- **Problem requirements**
Using the data beneath, show every line that includes the word "TEMPERATURE".

--

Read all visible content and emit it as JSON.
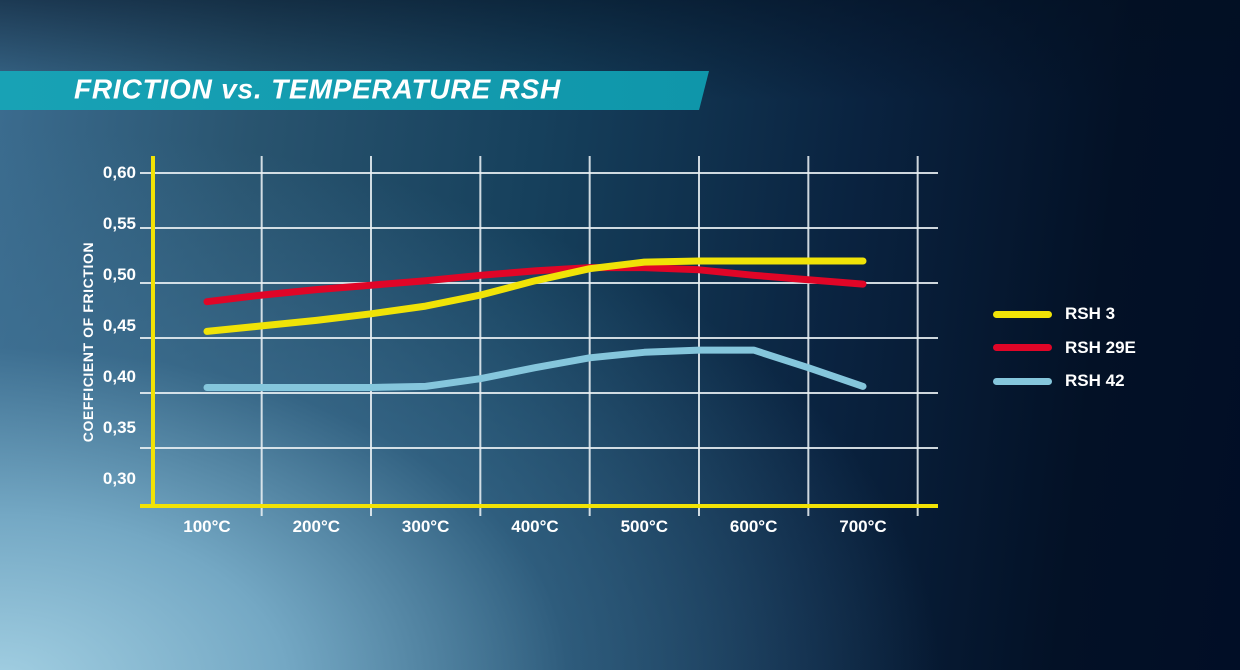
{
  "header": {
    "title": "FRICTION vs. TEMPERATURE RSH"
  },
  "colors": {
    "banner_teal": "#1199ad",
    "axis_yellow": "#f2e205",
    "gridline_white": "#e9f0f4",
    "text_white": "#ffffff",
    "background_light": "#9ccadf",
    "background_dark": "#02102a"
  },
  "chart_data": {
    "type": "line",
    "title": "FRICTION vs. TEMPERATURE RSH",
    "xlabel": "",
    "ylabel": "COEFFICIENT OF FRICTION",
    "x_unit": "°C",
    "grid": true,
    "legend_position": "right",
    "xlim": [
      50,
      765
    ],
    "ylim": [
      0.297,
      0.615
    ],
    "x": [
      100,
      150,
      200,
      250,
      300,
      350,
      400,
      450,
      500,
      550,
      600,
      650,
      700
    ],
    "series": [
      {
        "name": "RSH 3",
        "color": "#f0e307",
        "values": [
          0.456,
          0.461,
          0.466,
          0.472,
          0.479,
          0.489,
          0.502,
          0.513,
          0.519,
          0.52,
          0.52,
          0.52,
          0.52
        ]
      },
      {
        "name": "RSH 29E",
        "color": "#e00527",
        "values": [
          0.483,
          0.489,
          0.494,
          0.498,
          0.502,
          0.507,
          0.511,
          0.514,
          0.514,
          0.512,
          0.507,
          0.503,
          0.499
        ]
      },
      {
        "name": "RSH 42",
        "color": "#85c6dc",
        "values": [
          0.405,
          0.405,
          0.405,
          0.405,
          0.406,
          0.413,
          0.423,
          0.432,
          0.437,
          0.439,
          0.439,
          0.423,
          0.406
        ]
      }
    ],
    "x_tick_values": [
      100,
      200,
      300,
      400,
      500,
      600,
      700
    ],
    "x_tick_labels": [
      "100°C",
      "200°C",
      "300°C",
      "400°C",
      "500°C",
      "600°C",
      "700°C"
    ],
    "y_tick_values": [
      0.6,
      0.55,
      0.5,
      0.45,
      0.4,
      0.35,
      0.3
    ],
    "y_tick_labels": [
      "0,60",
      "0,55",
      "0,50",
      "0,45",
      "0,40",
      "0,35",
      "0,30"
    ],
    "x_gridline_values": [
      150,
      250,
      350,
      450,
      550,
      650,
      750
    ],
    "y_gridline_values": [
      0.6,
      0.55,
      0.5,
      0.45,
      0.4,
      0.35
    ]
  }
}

--

- **Correct result**
    "title": "FRICTION vs. TEMPERATURE RSH"
    "title": "FRICTION vs. TEMPERATURE RSH",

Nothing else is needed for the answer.